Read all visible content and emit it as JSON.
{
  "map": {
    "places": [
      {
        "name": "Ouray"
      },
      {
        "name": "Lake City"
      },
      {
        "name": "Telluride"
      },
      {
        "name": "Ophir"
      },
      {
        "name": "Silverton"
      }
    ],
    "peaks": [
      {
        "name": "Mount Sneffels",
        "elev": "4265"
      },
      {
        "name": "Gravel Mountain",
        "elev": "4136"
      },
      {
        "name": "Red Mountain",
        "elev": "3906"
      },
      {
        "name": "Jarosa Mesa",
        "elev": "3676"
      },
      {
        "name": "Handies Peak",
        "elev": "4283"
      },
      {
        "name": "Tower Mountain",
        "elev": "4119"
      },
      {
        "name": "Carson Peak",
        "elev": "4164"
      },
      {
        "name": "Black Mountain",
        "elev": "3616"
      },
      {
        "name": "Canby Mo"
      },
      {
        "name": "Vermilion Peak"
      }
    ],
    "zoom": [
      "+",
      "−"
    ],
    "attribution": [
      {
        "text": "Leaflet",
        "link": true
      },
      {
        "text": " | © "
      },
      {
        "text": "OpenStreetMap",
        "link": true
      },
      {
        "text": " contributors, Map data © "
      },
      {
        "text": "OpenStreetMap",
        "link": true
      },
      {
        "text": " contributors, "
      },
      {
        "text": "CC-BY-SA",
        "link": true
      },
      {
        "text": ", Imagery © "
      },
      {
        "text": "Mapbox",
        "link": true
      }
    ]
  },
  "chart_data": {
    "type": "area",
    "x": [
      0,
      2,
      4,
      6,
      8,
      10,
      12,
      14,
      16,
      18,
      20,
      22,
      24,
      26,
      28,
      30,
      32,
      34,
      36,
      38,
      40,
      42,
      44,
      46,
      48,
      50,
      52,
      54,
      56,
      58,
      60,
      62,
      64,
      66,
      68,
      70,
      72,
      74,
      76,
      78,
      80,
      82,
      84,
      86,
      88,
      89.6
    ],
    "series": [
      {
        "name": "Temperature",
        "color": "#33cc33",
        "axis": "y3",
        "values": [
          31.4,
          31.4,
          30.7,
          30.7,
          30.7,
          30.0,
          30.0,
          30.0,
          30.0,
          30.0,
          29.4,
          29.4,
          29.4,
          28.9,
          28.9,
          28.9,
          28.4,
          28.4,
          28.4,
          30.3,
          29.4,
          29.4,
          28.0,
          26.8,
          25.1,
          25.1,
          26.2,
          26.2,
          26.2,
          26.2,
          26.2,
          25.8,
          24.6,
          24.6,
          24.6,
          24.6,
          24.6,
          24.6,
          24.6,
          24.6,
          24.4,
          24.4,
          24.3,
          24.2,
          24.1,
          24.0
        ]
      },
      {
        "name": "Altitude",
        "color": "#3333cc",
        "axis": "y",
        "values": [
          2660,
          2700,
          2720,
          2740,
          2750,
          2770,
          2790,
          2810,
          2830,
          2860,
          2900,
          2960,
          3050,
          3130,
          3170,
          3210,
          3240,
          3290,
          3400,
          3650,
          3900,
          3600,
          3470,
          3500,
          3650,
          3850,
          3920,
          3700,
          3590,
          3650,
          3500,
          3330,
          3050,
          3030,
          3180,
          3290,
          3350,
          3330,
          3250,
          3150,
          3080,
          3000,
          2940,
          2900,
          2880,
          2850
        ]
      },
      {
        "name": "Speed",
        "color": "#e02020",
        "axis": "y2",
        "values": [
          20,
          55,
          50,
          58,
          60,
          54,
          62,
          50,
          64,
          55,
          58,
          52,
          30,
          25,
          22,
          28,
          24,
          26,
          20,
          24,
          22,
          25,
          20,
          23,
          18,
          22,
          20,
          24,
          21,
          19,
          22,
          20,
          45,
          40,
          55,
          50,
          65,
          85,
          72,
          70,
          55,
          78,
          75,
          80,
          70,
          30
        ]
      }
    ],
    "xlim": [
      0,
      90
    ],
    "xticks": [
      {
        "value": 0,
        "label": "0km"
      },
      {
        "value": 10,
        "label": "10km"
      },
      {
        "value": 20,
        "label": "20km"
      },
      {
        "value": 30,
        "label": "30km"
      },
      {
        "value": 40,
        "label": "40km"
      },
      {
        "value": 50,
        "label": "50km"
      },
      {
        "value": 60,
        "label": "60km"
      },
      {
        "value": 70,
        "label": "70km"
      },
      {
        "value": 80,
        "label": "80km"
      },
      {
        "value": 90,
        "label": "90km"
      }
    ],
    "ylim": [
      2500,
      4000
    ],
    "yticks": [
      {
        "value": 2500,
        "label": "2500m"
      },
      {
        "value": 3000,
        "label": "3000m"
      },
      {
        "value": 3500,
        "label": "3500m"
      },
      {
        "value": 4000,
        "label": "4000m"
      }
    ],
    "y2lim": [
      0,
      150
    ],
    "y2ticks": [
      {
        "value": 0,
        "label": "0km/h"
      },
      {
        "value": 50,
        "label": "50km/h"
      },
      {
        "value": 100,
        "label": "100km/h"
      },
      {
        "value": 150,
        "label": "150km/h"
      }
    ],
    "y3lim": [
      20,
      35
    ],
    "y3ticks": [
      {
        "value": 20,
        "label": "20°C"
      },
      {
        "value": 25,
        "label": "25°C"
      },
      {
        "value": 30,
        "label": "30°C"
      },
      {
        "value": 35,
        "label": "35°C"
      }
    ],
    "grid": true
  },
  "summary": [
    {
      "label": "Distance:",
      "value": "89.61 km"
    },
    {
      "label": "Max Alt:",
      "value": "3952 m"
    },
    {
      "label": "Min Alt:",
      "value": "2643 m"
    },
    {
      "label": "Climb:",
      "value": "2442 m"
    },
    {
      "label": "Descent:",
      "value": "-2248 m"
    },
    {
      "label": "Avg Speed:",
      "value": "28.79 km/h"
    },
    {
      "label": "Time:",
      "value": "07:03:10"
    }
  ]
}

## [TASK BRIEF]
Retype the entries exactly, including every line.

## [SOLUTION BELOW]
Read all visible content and emit it as JSON.
{
  "map": {
    "places": [
      {
        "name": "Ouray"
      },
      {
        "name": "Lake City"
      },
      {
        "name": "Telluride"
      },
      {
        "name": "Ophir"
      },
      {
        "name": "Silverton"
      }
    ],
    "peaks": [
      {
        "name": "Mount Sneffels",
        "elev": "4265"
      },
      {
        "name": "Gravel Mountain",
        "elev": "4136"
      },
      {
        "name": "Red Mountain",
        "elev": "3906"
      },
      {
        "name": "Jarosa Mesa",
        "elev": "3676"
      },
      {
        "name": "Handies Peak",
        "elev": "4283"
      },
      {
        "name": "Tower Mountain",
        "elev": "4119"
      },
      {
        "name": "Carson Peak",
        "elev": "4164"
      },
      {
        "name": "Black Mountain",
        "elev": "3616"
      },
      {
        "name": "Canby Mo"
      },
      {
        "name": "Vermilion Peak"
      }
    ],
    "zoom": [
      "+",
      "−"
    ],
    "attribution": [
      {
        "text": "Leaflet",
        "link": true
      },
      {
        "text": " | © "
      },
      {
        "text": "OpenStreetMap",
        "link": true
      },
      {
        "text": " contributors, Map data © "
      },
      {
        "text": "OpenStreetMap",
        "link": true
      },
      {
        "text": " contributors, "
      },
      {
        "text": "CC-BY-SA",
        "link": true
      },
      {
        "text": ", Imagery © "
      },
      {
        "text": "Mapbox",
        "link": true
      }
    ]
  },
  "chart_data": {
    "type": "area",
    "x": [
      0,
      2,
      4,
      6,
      8,
      10,
      12,
      14,
      16,
      18,
      20,
      22,
      24,
      26,
      28,
      30,
      32,
      34,
      36,
      38,
      40,
      42,
      44,
      46,
      48,
      50,
      52,
      54,
      56,
      58,
      60,
      62,
      64,
      66,
      68,
      70,
      72,
      74,
      76,
      78,
      80,
      82,
      84,
      86,
      88,
      89.6
    ],
    "series": [
      {
        "name": "Temperature",
        "color": "#33cc33",
        "axis": "y3",
        "values": [
          31.4,
          31.4,
          30.7,
          30.7,
          30.7,
          30.0,
          30.0,
          30.0,
          30.0,
          30.0,
          29.4,
          29.4,
          29.4,
          28.9,
          28.9,
          28.9,
          28.4,
          28.4,
          28.4,
          30.3,
          29.4,
          29.4,
          28.0,
          26.8,
          25.1,
          25.1,
          26.2,
          26.2,
          26.2,
          26.2,
          26.2,
          25.8,
          24.6,
          24.6,
          24.6,
          24.6,
          24.6,
          24.6,
          24.6,
          24.6,
          24.4,
          24.4,
          24.3,
          24.2,
          24.1,
          24.0
        ]
      },
      {
        "name": "Altitude",
        "color": "#3333cc",
        "axis": "y",
        "values": [
          2660,
          2700,
          2720,
          2740,
          2750,
          2770,
          2790,
          2810,
          2830,
          2860,
          2900,
          2960,
          3050,
          3130,
          3170,
          3210,
          3240,
          3290,
          3400,
          3650,
          3900,
          3600,
          3470,
          3500,
          3650,
          3850,
          3920,
          3700,
          3590,
          3650,
          3500,
          3330,
          3050,
          3030,
          3180,
          3290,
          3350,
          3330,
          3250,
          3150,
          3080,
          3000,
          2940,
          2900,
          2880,
          2850
        ]
      },
      {
        "name": "Speed",
        "color": "#e02020",
        "axis": "y2",
        "values": [
          20,
          55,
          50,
          58,
          60,
          54,
          62,
          50,
          64,
          55,
          58,
          52,
          30,
          25,
          22,
          28,
          24,
          26,
          20,
          24,
          22,
          25,
          20,
          23,
          18,
          22,
          20,
          24,
          21,
          19,
          22,
          20,
          45,
          40,
          55,
          50,
          65,
          85,
          72,
          70,
          55,
          78,
          75,
          80,
          70,
          30
        ]
      }
    ],
    "xlim": [
      0,
      90
    ],
    "xticks": [
      {
        "value": 0,
        "label": "0km"
      },
      {
        "value": 10,
        "label": "10km"
      },
      {
        "value": 20,
        "label": "20km"
      },
      {
        "value": 30,
        "label": "30km"
      },
      {
        "value": 40,
        "label": "40km"
      },
      {
        "value": 50,
        "label": "50km"
      },
      {
        "value": 60,
        "label": "60km"
      },
      {
        "value": 70,
        "label": "70km"
      },
      {
        "value": 80,
        "label": "80km"
      },
      {
        "value": 90,
        "label": "90km"
      }
    ],
    "ylim": [
      2500,
      4000
    ],
    "yticks": [
      {
        "value": 2500,
        "label": "2500m"
      },
      {
        "value": 3000,
        "label": "3000m"
      },
      {
        "value": 3500,
        "label": "3500m"
      },
      {
        "value": 4000,
        "label": "4000m"
      }
    ],
    "y2lim": [
      0,
      150
    ],
    "y2ticks": [
      {
        "value": 0,
        "label": "0km/h"
      },
      {
        "value": 50,
        "label": "50km/h"
      },
      {
        "value": 100,
        "label": "100km/h"
      },
      {
        "value": 150,
        "label": "150km/h"
      }
    ],
    "y3lim": [
      20,
      35
    ],
    "y3ticks": [
      {
        "value": 20,
        "label": "20°C"
      },
      {
        "value": 25,
        "label": "25°C"
      },
      {
        "value": 30,
        "label": "30°C"
      },
      {
        "value": 35,
        "label": "35°C"
      }
    ],
    "grid": true
  },
  "summary": [
    {
      "label": "Distance:",
      "value": "89.61 km"
    },
    {
      "label": "Max Alt:",
      "value": "3952 m"
    },
    {
      "label": "Min Alt:",
      "value": "2643 m"
    },
    {
      "label": "Climb:",
      "value": "2442 m"
    },
    {
      "label": "Descent:",
      "value": "-2248 m"
    },
    {
      "label": "Avg Speed:",
      "value": "28.79 km/h"
    },
    {
      "label": "Time:",
      "value": "07:03:10"
    }
  ]
}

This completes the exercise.